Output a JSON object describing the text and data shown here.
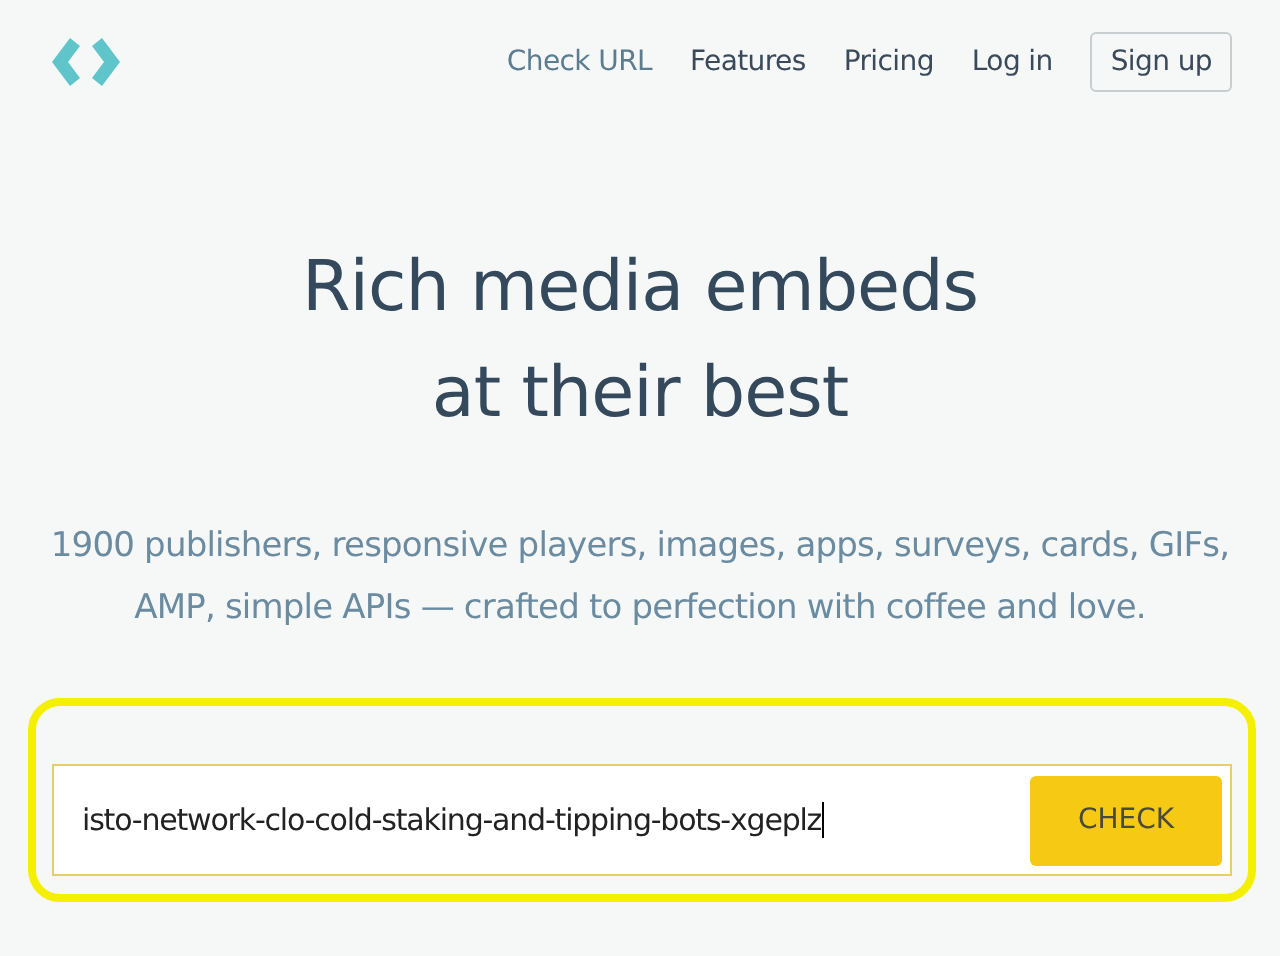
{
  "nav": [
    {
      "label": "Check URL",
      "selected": true
    },
    {
      "label": "Features",
      "selected": false
    },
    {
      "label": "Pricing",
      "selected": false
    },
    {
      "label": "Log in",
      "selected": false
    }
  ],
  "signup_button": "Sign up",
  "hero": {
    "title_lines": [
      "Rich media embeds",
      "at their best"
    ],
    "subtitle": "1900 publishers, responsive players, images, apps, surveys, cards, GIFs, AMP, simple APIs — crafted to perfection with coffee and love."
  },
  "url_form": {
    "value": "isto-network-clo-cold-staking-and-tipping-bots-xgeplz",
    "button": "CHECK"
  }
}
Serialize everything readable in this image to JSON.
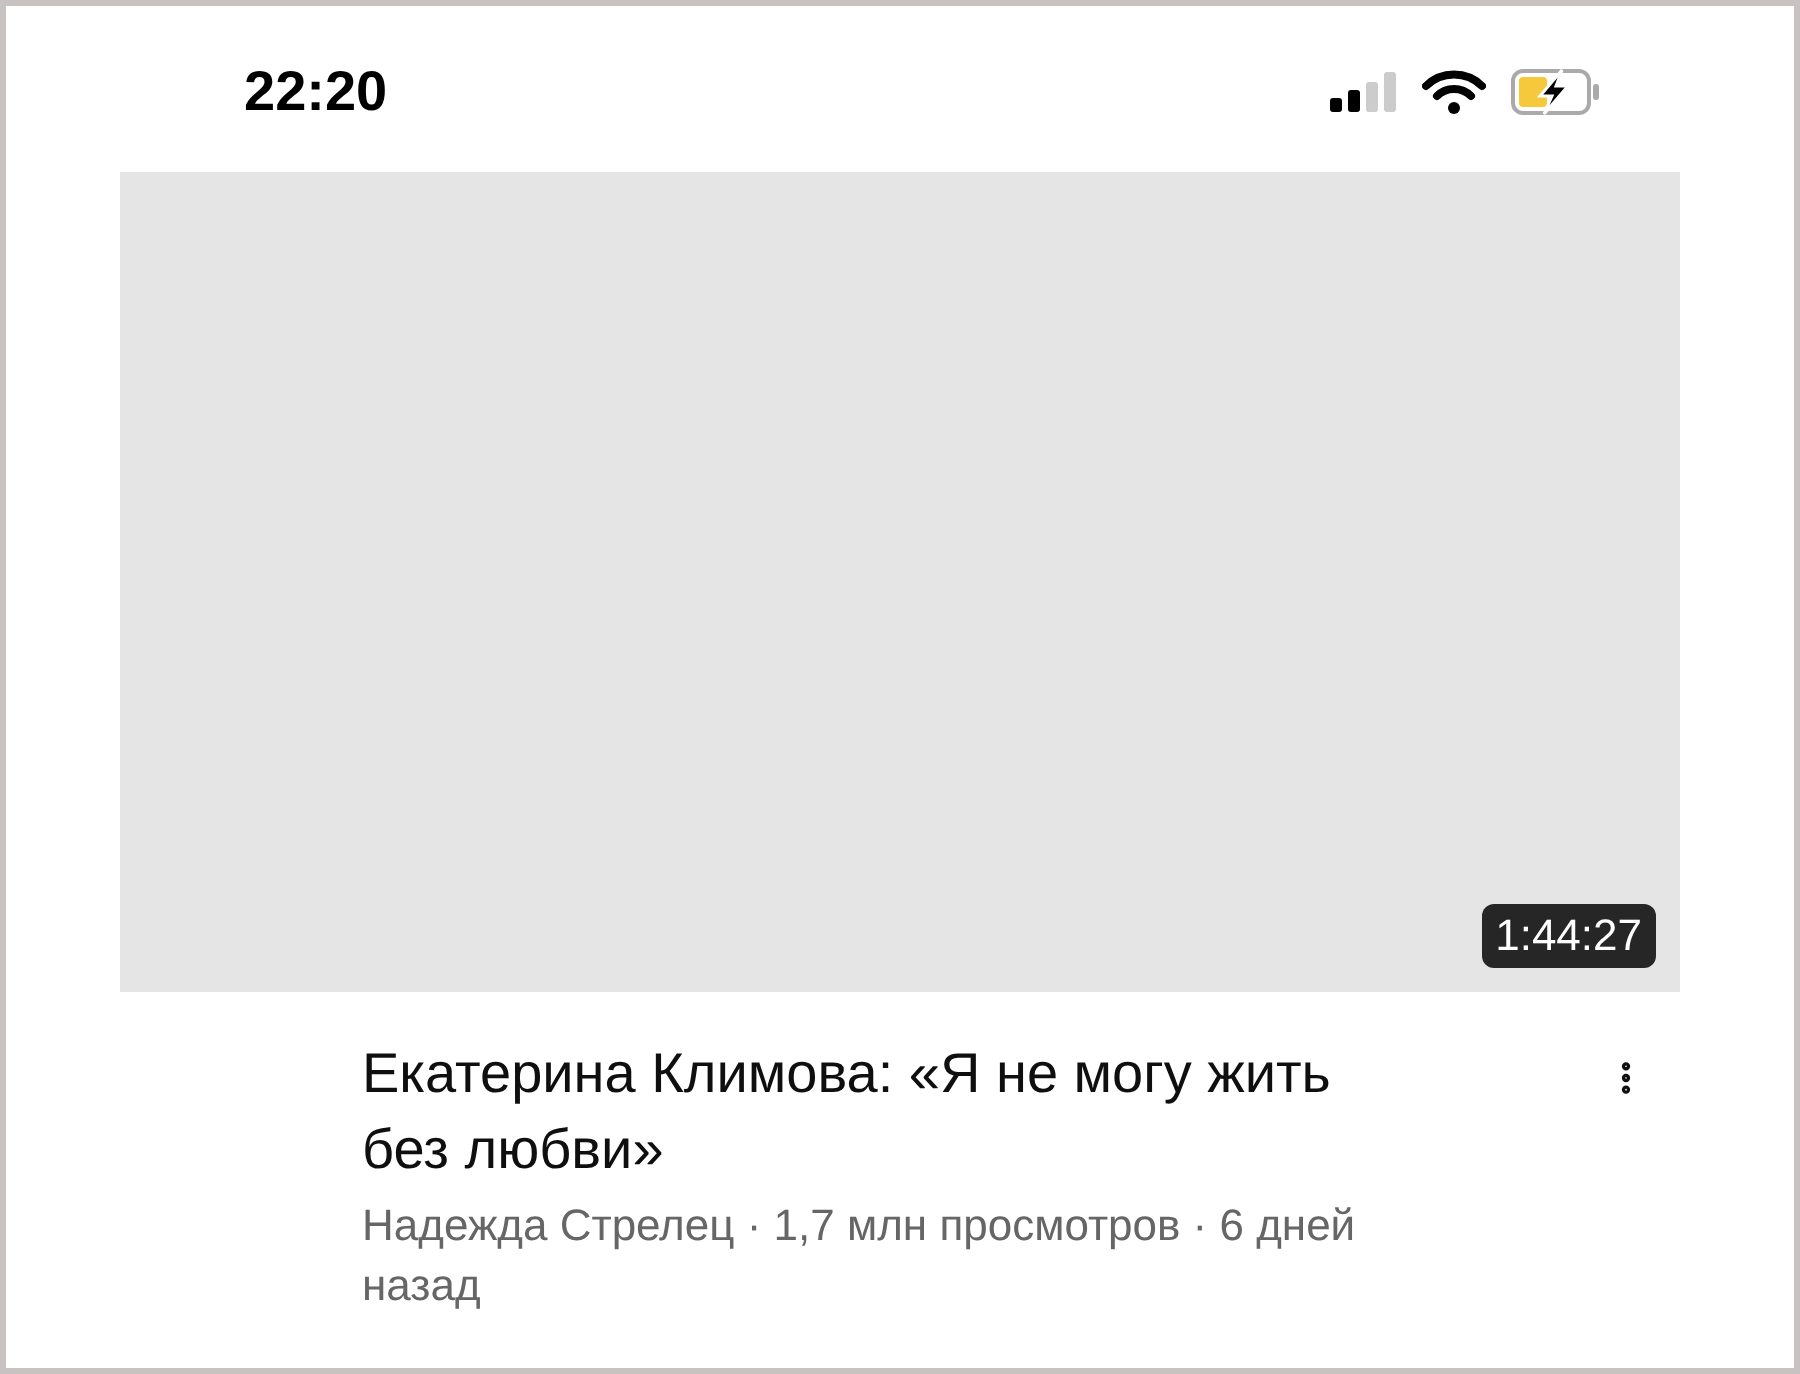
{
  "status_bar": {
    "time": "22:20",
    "battery": {
      "charging": true
    }
  },
  "video": {
    "duration": "1:44:27",
    "title": "Екатерина Климова: «Я не могу жить без любви»",
    "meta": "Надежда Стрелец · 1,7 млн просмотров · 6 дней назад"
  }
}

□ □ □

▶ [Problem to solve] In the listing above, how many lines include the word "label"? Answer with the number and nothing more.

▶ [Finished exercise] 4